Peepers is a fictional character appearing in American comic books published by Marvel Comics. He first appeared in Captain America Annual #4 and was created by Jack Kirby.

Fictional character biography
Peter Quinn was born in Cedar City, Utah. He was recruited by Magneto as a mercenary and professional criminal to be part of his new Brotherhood of Evil Mutants. He takes the name Peeper and joins Slither, Shocker, Lifter and Burner. After the group fails their first mission, Magneto abandons them.

The group changed their name to Mutant Force and offered their services to the Mandrill and battled Defenders for him in his scheme to take over the U.S. Peeper became the field leader of the team, his powers allowing him to see his enemy's movements and plan for them. They battled Valkyrie, Wasp, Hellcat, Nighthawk, and Yellowjacket. Despite being successful at first in defeating the Defenders and capturing the female Defenders so that the Mandrill could enslave them, the group was defeated by the Defenders during their third encounter. Mutant Force was arrested, but they bargained with the U.S. government and became their agents in exchange for their presidential pardon. Their tenure as government agents was short. They battled the Hulk, and later testified before a secret tribunal against the Defenders. Peeper and Mutant Force were later employed by Professor Power's Secret Empire. Alongside Mutant Force and Mad Dog, he battled the Defenders once again.

- Given problem -
Please list every hero named in the sentence of the Peepers text that begins "They battled Valkyrie". The records that follow are separate material and are unrelated to the text.

Spatial annotation entries:
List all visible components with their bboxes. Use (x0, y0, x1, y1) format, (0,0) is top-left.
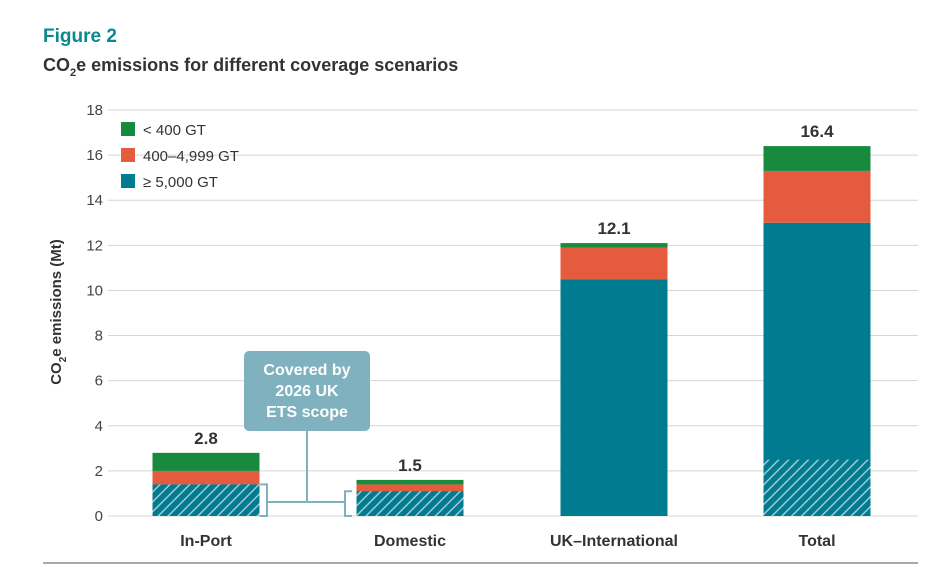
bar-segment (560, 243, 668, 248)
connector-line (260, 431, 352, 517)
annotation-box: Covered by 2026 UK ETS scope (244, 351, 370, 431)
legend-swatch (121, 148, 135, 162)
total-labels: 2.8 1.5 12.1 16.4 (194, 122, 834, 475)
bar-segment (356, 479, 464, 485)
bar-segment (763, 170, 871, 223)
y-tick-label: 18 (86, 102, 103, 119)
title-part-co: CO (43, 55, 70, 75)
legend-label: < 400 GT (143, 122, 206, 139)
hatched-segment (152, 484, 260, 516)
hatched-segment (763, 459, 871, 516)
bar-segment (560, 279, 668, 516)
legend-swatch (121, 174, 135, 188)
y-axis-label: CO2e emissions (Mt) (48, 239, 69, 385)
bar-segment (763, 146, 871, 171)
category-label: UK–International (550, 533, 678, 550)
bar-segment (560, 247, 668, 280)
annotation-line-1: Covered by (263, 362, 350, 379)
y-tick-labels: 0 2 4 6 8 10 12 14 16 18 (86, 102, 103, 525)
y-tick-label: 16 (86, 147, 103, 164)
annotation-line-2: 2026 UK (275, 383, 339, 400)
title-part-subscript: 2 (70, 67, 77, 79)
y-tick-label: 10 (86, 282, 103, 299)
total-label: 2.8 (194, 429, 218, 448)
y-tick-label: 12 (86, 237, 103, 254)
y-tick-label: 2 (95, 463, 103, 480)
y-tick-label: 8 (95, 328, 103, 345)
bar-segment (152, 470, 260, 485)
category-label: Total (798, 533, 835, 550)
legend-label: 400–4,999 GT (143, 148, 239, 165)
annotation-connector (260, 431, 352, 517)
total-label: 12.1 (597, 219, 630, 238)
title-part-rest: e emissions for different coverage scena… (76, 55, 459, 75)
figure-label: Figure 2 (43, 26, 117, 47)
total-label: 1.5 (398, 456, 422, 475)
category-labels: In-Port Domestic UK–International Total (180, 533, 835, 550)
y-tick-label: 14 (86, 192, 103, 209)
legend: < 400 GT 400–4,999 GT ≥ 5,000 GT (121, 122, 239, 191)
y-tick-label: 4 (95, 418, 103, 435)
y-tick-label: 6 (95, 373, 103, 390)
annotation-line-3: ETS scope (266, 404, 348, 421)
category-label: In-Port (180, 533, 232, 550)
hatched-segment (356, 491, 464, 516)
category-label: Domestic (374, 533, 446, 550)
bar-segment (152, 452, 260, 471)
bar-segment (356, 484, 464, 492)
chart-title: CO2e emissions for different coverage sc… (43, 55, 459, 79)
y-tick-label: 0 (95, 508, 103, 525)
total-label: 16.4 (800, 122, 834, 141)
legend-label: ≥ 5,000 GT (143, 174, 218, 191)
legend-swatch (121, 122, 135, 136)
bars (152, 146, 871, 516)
==
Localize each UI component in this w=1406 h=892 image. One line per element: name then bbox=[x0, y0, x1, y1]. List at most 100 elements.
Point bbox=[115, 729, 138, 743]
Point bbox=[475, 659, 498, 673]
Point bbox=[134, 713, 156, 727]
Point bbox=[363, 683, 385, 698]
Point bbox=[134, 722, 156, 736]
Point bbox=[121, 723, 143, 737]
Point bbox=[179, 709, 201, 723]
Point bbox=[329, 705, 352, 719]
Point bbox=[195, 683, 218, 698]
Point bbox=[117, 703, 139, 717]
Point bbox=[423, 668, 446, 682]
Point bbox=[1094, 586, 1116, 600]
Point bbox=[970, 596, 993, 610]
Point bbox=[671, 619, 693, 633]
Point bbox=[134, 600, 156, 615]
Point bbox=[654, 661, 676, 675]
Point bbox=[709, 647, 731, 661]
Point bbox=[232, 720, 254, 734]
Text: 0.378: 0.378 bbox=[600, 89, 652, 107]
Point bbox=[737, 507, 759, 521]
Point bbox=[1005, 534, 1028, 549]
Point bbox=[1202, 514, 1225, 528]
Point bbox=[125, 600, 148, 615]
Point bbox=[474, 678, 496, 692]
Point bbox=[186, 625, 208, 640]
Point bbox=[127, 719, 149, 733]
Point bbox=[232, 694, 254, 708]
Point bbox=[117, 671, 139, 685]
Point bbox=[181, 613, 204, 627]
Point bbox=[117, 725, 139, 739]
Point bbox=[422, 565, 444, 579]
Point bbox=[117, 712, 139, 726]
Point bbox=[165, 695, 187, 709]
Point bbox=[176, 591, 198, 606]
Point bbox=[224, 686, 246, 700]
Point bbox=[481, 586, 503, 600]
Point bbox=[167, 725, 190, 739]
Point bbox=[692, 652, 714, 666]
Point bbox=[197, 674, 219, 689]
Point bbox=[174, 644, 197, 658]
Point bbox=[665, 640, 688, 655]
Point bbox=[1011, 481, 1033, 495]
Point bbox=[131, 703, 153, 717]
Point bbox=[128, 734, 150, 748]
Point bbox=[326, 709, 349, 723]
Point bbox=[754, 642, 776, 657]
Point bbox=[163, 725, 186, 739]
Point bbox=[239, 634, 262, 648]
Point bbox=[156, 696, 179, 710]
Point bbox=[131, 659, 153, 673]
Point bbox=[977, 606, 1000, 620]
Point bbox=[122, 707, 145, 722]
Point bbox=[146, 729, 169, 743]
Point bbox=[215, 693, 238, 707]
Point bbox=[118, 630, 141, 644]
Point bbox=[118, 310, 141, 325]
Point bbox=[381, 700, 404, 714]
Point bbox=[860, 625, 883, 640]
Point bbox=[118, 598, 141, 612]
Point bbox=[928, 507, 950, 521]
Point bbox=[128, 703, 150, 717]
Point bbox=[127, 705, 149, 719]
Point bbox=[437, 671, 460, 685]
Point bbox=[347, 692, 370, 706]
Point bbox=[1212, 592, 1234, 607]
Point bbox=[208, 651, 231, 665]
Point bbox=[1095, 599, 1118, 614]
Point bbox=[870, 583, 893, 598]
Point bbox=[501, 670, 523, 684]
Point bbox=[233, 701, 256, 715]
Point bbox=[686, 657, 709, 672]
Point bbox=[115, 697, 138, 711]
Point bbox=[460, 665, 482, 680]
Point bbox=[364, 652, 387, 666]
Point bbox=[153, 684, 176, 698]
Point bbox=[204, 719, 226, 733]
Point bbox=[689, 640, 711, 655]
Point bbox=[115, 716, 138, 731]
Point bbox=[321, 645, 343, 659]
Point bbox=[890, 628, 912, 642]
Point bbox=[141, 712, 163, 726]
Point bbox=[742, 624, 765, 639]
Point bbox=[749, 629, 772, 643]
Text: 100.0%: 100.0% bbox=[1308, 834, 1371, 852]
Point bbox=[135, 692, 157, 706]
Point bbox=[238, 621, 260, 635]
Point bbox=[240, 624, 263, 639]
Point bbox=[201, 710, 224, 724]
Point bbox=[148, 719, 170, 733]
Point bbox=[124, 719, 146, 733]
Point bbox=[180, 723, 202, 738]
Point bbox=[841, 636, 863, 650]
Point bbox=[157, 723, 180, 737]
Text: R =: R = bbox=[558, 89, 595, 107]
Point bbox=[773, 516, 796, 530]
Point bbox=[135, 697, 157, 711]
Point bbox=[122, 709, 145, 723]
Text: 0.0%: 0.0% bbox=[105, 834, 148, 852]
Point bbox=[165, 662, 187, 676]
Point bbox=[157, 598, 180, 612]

- Complete answer -
Valkyrie, Wasp, Hellcat, Nighthawk, Yellowjacket